## Supplied data
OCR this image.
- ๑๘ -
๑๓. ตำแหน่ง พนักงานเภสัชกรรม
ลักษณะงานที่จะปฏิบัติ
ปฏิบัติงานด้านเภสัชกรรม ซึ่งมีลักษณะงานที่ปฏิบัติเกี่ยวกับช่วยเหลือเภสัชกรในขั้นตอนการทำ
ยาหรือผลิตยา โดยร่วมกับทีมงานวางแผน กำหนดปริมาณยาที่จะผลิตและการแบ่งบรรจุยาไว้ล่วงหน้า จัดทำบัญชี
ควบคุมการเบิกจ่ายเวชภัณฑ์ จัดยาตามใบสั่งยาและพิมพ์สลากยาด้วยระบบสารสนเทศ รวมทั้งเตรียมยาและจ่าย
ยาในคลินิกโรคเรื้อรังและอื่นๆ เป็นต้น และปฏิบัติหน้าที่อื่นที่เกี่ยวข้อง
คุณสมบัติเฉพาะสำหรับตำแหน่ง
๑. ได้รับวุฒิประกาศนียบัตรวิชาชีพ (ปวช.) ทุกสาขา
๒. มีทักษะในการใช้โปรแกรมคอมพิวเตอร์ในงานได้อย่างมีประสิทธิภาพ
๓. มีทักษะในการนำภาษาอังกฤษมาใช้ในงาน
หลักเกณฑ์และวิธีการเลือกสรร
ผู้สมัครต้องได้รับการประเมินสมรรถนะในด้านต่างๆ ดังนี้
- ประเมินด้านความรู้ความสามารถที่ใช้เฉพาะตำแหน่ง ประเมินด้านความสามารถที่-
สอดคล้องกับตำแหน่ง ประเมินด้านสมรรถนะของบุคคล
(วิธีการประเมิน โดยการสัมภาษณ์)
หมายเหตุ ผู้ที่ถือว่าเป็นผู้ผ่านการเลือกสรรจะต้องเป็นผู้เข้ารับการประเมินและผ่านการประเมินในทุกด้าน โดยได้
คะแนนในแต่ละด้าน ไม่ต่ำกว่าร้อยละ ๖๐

## Written task
Gather all lines from the listing above in which "บตำแหน" occurs.

## Solution to the problem
คุณสมบัติเฉพาะสำหรับตำแหน่ง
สอดคล้องกับตำแหน่ง ประเมินด้านสมรรถนะของบุคคล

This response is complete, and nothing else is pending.